**YOUR GOAL**: Return every record exactly as written.

Records from a collection

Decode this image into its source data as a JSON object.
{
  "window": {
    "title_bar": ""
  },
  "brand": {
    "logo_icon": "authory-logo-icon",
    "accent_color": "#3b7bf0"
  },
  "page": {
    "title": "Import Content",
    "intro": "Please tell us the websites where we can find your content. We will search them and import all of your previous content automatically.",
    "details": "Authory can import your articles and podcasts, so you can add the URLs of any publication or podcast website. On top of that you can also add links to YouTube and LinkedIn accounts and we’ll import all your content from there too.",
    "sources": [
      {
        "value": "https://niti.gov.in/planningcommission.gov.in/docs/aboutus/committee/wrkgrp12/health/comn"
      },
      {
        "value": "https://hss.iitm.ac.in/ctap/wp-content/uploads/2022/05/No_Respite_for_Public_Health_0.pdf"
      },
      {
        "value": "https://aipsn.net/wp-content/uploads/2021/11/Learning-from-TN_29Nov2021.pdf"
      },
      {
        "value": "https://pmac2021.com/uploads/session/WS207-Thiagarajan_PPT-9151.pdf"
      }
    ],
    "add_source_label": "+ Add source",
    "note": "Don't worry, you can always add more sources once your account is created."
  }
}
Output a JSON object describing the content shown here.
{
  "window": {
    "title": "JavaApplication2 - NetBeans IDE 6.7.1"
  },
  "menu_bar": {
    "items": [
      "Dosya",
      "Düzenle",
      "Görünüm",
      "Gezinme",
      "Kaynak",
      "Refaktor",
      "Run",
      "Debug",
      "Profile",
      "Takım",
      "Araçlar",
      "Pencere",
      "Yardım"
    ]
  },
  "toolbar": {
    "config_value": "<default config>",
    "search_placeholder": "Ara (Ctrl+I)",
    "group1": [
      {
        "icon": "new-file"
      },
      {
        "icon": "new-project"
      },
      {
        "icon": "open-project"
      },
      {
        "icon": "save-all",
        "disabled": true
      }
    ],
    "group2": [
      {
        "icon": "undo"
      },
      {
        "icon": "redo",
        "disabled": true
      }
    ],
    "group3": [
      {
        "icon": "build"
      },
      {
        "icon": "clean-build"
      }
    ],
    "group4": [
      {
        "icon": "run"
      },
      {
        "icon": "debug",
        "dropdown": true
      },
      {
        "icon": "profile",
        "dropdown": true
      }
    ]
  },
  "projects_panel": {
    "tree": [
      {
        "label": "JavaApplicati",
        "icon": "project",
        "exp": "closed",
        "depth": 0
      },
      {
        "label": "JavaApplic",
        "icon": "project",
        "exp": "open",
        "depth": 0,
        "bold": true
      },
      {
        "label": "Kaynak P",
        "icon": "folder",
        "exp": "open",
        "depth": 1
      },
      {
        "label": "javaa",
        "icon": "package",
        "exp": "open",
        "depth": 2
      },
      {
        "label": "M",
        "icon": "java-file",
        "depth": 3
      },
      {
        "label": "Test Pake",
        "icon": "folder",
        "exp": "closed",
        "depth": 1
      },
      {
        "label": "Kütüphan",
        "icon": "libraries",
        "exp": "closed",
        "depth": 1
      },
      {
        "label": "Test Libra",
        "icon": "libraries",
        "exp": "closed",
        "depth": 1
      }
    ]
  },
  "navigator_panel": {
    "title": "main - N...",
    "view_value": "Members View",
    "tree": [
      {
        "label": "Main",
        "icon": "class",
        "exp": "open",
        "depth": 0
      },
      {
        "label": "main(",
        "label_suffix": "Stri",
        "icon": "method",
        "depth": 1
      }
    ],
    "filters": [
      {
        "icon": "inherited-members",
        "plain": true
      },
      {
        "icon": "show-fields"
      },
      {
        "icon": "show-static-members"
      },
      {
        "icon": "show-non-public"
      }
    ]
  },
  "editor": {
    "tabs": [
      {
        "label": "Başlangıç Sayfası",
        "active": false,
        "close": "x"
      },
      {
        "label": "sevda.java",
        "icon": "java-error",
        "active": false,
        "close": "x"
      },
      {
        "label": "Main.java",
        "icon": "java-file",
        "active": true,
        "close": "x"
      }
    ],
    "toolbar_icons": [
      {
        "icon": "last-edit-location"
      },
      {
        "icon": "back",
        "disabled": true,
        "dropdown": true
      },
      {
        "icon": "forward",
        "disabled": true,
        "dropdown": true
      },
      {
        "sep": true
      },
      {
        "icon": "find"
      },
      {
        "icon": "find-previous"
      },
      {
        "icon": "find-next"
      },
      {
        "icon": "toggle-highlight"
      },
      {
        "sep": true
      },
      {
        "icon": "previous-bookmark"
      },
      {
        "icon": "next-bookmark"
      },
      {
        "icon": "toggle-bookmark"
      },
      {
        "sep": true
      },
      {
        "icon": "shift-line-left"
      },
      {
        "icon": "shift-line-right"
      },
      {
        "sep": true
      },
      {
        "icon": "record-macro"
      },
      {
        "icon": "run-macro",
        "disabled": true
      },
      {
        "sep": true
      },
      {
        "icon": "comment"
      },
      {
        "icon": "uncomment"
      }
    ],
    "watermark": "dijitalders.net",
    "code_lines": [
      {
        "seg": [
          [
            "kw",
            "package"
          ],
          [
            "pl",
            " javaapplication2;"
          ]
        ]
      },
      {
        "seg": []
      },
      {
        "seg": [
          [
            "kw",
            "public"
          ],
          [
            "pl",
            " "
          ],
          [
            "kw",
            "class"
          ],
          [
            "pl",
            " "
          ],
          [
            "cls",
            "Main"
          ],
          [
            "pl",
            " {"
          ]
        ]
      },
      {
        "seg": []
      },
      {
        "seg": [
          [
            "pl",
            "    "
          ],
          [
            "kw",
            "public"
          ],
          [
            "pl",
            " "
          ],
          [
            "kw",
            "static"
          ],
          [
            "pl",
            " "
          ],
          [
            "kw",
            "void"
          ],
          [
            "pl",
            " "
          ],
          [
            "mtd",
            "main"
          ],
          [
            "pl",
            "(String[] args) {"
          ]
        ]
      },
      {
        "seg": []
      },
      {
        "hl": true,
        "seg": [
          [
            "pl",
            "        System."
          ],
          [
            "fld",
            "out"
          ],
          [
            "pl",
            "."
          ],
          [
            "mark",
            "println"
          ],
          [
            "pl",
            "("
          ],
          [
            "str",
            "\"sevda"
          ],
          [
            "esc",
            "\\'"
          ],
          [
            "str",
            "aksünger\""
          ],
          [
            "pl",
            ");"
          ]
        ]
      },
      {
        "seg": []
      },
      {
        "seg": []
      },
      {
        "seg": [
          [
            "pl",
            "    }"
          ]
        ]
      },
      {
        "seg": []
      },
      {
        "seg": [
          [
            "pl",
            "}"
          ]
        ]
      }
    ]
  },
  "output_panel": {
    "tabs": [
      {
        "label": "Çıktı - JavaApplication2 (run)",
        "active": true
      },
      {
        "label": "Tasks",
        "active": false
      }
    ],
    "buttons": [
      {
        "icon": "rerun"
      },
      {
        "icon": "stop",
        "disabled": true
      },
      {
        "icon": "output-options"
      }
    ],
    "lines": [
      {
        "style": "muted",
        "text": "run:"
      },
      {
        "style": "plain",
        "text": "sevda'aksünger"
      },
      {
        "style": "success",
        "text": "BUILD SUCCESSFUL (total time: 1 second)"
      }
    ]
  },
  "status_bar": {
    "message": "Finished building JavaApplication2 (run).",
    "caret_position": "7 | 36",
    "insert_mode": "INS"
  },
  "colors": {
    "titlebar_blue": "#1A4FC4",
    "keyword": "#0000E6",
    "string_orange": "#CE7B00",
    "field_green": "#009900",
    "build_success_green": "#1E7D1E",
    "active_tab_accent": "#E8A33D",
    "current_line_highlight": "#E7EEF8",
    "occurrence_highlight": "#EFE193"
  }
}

**COMPLETED TASK**:
Decode this image into its source data as a JSON object.
{
  "window": {
    "title_bar": ""
  },
  "brand": {
    "logo_icon": "authory-logo-icon",
    "accent_color": "#3b7bf0"
  },
  "page": {
    "title": "Import Content",
    "intro": "Please tell us the websites where we can find your content. We will search them and import all of your previous content automatically.",
    "details": "Authory can import your articles and podcasts, so you can add the URLs of any publication or podcast website. On top of that you can also add links to YouTube and LinkedIn accounts and we’ll import all your content from there too.",
    "sources": [
      {
        "value": "https://niti.gov.in/planningcommission.gov.in/docs/aboutus/committee/wrkgrp12/health/comn"
      },
      {
        "value": "https://hss.iitm.ac.in/ctap/wp-content/uploads/2022/05/No_Respite_for_Public_Health_0.pdf"
      },
      {
        "value": "https://aipsn.net/wp-content/uploads/2021/11/Learning-from-TN_29Nov2021.pdf"
      },
      {
        "value": "https://pmac2021.com/uploads/session/WS207-Thiagarajan_PPT-9151.pdf"
      }
    ],
    "add_source_label": "+ Add source",
    "note": "Don't worry, you can always add more sources once your account is created."
  }
}
Output a JSON object describing the content shown here.
{
  "window": {
    "title": "JavaApplication2 - NetBeans IDE 6.7.1"
  },
  "menu_bar": {
    "items": [
      "Dosya",
      "Düzenle",
      "Görünüm",
      "Gezinme",
      "Kaynak",
      "Refaktor",
      "Run",
      "Debug",
      "Profile",
      "Takım",
      "Araçlar",
      "Pencere",
      "Yardım"
    ]
  },
  "toolbar": {
    "config_value": "<default config>",
    "search_placeholder": "Ara (Ctrl+I)",
    "group1": [
      {
        "icon": "new-file"
      },
      {
        "icon": "new-project"
      },
      {
        "icon": "open-project"
      },
      {
        "icon": "save-all",
        "disabled": true
      }
    ],
    "group2": [
      {
        "icon": "undo"
      },
      {
        "icon": "redo",
        "disabled": true
      }
    ],
    "group3": [
      {
        "icon": "build"
      },
      {
        "icon": "clean-build"
      }
    ],
    "group4": [
      {
        "icon": "run"
      },
      {
        "icon": "debug",
        "dropdown": true
      },
      {
        "icon": "profile",
        "dropdown": true
      }
    ]
  },
  "projects_panel": {
    "tree": [
      {
        "label": "JavaApplicati",
        "icon": "project",
        "exp": "closed",
        "depth": 0
      },
      {
        "label": "JavaApplic",
        "icon": "project",
        "exp": "open",
        "depth": 0,
        "bold": true
      },
      {
        "label": "Kaynak P",
        "icon": "folder",
        "exp": "open",
        "depth": 1
      },
      {
        "label": "javaa",
        "icon": "package",
        "exp": "open",
        "depth": 2
      },
      {
        "label": "M",
        "icon": "java-file",
        "depth": 3
      },
      {
        "label": "Test Pake",
        "icon": "folder",
        "exp": "closed",
        "depth": 1
      },
      {
        "label": "Kütüphan",
        "icon": "libraries",
        "exp": "closed",
        "depth": 1
      },
      {
        "label": "Test Libra",
        "icon": "libraries",
        "exp": "closed",
        "depth": 1
      }
    ]
  },
  "navigator_panel": {
    "title": "main - N...",
    "view_value": "Members View",
    "tree": [
      {
        "label": "Main",
        "icon": "class",
        "exp": "open",
        "depth": 0
      },
      {
        "label": "main(",
        "label_suffix": "Stri",
        "icon": "method",
        "depth": 1
      }
    ],
    "filters": [
      {
        "icon": "inherited-members",
        "plain": true
      },
      {
        "icon": "show-fields"
      },
      {
        "icon": "show-static-members"
      },
      {
        "icon": "show-non-public"
      }
    ]
  },
  "editor": {
    "tabs": [
      {
        "label": "Başlangıç Sayfası",
        "active": false,
        "close": "x"
      },
      {
        "label": "sevda.java",
        "icon": "java-error",
        "active": false,
        "close": "x"
      },
      {
        "label": "Main.java",
        "icon": "java-file",
        "active": true,
        "close": "x"
      }
    ],
    "toolbar_icons": [
      {
        "icon": "last-edit-location"
      },
      {
        "icon": "back",
        "disabled": true,
        "dropdown": true
      },
      {
        "icon": "forward",
        "disabled": true,
        "dropdown": true
      },
      {
        "sep": true
      },
      {
        "icon": "find"
      },
      {
        "icon": "find-previous"
      },
      {
        "icon": "find-next"
      },
      {
        "icon": "toggle-highlight"
      },
      {
        "sep": true
      },
      {
        "icon": "previous-bookmark"
      },
      {
        "icon": "next-bookmark"
      },
      {
        "icon": "toggle-bookmark"
      },
      {
        "sep": true
      },
      {
        "icon": "shift-line-left"
      },
      {
        "icon": "shift-line-right"
      },
      {
        "sep": true
      },
      {
        "icon": "record-macro"
      },
      {
        "icon": "run-macro",
        "disabled": true
      },
      {
        "sep": true
      },
      {
        "icon": "comment"
      },
      {
        "icon": "uncomment"
      }
    ],
    "watermark": "dijitalders.net",
    "code_lines": [
      {
        "seg": [
          [
            "kw",
            "package"
          ],
          [
            "pl",
            " javaapplication2;"
          ]
        ]
      },
      {
        "seg": []
      },
      {
        "seg": [
          [
            "kw",
            "public"
          ],
          [
            "pl",
            " "
          ],
          [
            "kw",
            "class"
          ],
          [
            "pl",
            " "
          ],
          [
            "cls",
            "Main"
          ],
          [
            "pl",
            " {"
          ]
        ]
      },
      {
        "seg": []
      },
      {
        "seg": [
          [
            "pl",
            "    "
          ],
          [
            "kw",
            "public"
          ],
          [
            "pl",
            " "
          ],
          [
            "kw",
            "static"
          ],
          [
            "pl",
            " "
          ],
          [
            "kw",
            "void"
          ],
          [
            "pl",
            " "
          ],
          [
            "mtd",
            "main"
          ],
          [
            "pl",
            "(String[] args) {"
          ]
        ]
      },
      {
        "seg": []
      },
      {
        "hl": true,
        "seg": [
          [
            "pl",
            "        System."
          ],
          [
            "fld",
            "out"
          ],
          [
            "pl",
            "."
          ],
          [
            "mark",
            "println"
          ],
          [
            "pl",
            "("
          ],
          [
            "str",
            "\"sevda"
          ],
          [
            "esc",
            "\\'"
          ],
          [
            "str",
            "aksünger\""
          ],
          [
            "pl",
            ");"
          ]
        ]
      },
      {
        "seg": []
      },
      {
        "seg": []
      },
      {
        "seg": [
          [
            "pl",
            "    }"
          ]
        ]
      },
      {
        "seg": []
      },
      {
        "seg": [
          [
            "pl",
            "}"
          ]
        ]
      }
    ]
  },
  "output_panel": {
    "tabs": [
      {
        "label": "Çıktı - JavaApplication2 (run)",
        "active": true
      },
      {
        "label": "Tasks",
        "active": false
      }
    ],
    "buttons": [
      {
        "icon": "rerun"
      },
      {
        "icon": "stop",
        "disabled": true
      },
      {
        "icon": "output-options"
      }
    ],
    "lines": [
      {
        "style": "muted",
        "text": "run:"
      },
      {
        "style": "plain",
        "text": "sevda'aksünger"
      },
      {
        "style": "success",
        "text": "BUILD SUCCESSFUL (total time: 1 second)"
      }
    ]
  },
  "status_bar": {
    "message": "Finished building JavaApplication2 (run).",
    "caret_position": "7 | 36",
    "insert_mode": "INS"
  },
  "colors": {
    "titlebar_blue": "#1A4FC4",
    "keyword": "#0000E6",
    "string_orange": "#CE7B00",
    "field_green": "#009900",
    "build_success_green": "#1E7D1E",
    "active_tab_accent": "#E8A33D",
    "current_line_highlight": "#E7EEF8",
    "occurrence_highlight": "#EFE193"
  }
}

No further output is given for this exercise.